━━ STORED DATA ━━

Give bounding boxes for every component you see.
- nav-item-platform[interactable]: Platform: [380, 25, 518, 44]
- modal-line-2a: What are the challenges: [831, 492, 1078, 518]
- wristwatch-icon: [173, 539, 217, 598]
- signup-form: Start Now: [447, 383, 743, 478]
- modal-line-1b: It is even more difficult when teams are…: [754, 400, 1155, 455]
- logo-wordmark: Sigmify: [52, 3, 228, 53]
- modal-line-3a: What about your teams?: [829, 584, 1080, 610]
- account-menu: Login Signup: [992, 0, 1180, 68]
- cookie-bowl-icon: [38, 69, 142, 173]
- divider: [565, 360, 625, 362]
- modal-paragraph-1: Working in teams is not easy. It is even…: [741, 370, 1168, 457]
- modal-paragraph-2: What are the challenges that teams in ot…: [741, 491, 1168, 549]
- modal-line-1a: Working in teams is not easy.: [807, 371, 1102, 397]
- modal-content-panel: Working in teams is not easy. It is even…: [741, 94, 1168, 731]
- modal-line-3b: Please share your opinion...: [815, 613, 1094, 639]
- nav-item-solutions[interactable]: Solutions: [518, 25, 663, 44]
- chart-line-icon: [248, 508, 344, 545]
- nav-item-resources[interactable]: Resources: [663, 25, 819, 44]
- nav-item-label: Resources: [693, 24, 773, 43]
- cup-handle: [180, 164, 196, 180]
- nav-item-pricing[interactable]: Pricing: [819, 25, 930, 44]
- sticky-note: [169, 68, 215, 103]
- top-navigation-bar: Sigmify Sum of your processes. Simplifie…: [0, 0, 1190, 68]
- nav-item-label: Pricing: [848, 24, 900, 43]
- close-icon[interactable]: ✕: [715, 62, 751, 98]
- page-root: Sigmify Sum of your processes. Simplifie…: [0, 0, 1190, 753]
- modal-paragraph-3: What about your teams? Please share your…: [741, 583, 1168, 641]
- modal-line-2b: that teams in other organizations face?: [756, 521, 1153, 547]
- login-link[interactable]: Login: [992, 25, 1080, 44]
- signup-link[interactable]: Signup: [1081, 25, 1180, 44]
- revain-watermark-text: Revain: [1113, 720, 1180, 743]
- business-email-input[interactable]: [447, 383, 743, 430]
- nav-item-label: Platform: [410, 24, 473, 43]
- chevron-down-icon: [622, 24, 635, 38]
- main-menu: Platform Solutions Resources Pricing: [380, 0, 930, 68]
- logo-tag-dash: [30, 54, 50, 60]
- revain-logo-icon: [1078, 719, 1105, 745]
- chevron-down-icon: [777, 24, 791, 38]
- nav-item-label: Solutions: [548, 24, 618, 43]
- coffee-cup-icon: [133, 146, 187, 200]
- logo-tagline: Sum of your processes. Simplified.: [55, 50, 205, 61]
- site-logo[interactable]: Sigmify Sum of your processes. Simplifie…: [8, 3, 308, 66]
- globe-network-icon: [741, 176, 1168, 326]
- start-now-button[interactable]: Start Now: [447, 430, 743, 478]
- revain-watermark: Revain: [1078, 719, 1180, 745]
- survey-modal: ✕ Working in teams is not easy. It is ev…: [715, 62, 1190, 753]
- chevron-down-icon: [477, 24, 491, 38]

━━━

> **GOAL**
Reproduce every line of the records above word for word, leaving nothing out and changing nothing.

> **COMPLETED TASK**
Give bounding boxes for every component you see.
- nav-item-platform[interactable]: Platform: [380, 25, 518, 44]
- modal-line-2a: What are the challenges: [831, 492, 1078, 518]
- wristwatch-icon: [173, 539, 217, 598]
- signup-form: Start Now: [447, 383, 743, 478]
- modal-line-1b: It is even more difficult when teams are…: [754, 400, 1155, 455]
- logo-wordmark: Sigmify: [52, 3, 228, 53]
- modal-line-3a: What about your teams?: [829, 584, 1080, 610]
- account-menu: Login Signup: [992, 0, 1180, 68]
- cookie-bowl-icon: [38, 69, 142, 173]
- divider: [565, 360, 625, 362]
- modal-paragraph-1: Working in teams is not easy. It is even…: [741, 370, 1168, 457]
- modal-paragraph-2: What are the challenges that teams in ot…: [741, 491, 1168, 549]
- modal-line-1a: Working in teams is not easy.: [807, 371, 1102, 397]
- modal-content-panel: Working in teams is not easy. It is even…: [741, 94, 1168, 731]
- modal-line-3b: Please share your opinion...: [815, 613, 1094, 639]
- nav-item-solutions[interactable]: Solutions: [518, 25, 663, 44]
- chart-line-icon: [248, 508, 344, 545]
- nav-item-resources[interactable]: Resources: [663, 25, 819, 44]
- nav-item-label: Resources: [693, 24, 773, 43]
- cup-handle: [180, 164, 196, 180]
- nav-item-pricing[interactable]: Pricing: [819, 25, 930, 44]
- sticky-note: [169, 68, 215, 103]
- top-navigation-bar: Sigmify Sum of your processes. Simplifie…: [0, 0, 1190, 68]
- nav-item-label: Pricing: [848, 24, 900, 43]
- close-icon[interactable]: ✕: [715, 62, 751, 98]
- page-root: Sigmify Sum of your processes. Simplifie…: [0, 0, 1190, 753]
- modal-paragraph-3: What about your teams? Please share your…: [741, 583, 1168, 641]
- modal-line-2b: that teams in other organizations face?: [756, 521, 1153, 547]
- login-link[interactable]: Login: [992, 25, 1080, 44]
- signup-link[interactable]: Signup: [1081, 25, 1180, 44]
- revain-watermark-text: Revain: [1113, 720, 1180, 743]
- business-email-input[interactable]: [447, 383, 743, 430]
- nav-item-label: Platform: [410, 24, 473, 43]
- chevron-down-icon: [622, 24, 635, 38]
- main-menu: Platform Solutions Resources Pricing: [380, 0, 930, 68]
- logo-tag-dash: [30, 54, 50, 60]
- revain-logo-icon: [1078, 719, 1105, 745]
- chevron-down-icon: [777, 24, 791, 38]
- nav-item-label: Solutions: [548, 24, 618, 43]
- coffee-cup-icon: [133, 146, 187, 200]
- logo-tagline: Sum of your processes. Simplified.: [55, 50, 205, 61]
- site-logo[interactable]: Sigmify Sum of your processes. Simplifie…: [8, 3, 308, 66]
- globe-network-icon: [741, 176, 1168, 326]
- start-now-button[interactable]: Start Now: [447, 430, 743, 478]
- revain-watermark: Revain: [1078, 719, 1180, 745]
- survey-modal: ✕ Working in teams is not easy. It is ev…: [715, 62, 1190, 753]
- chevron-down-icon: [477, 24, 491, 38]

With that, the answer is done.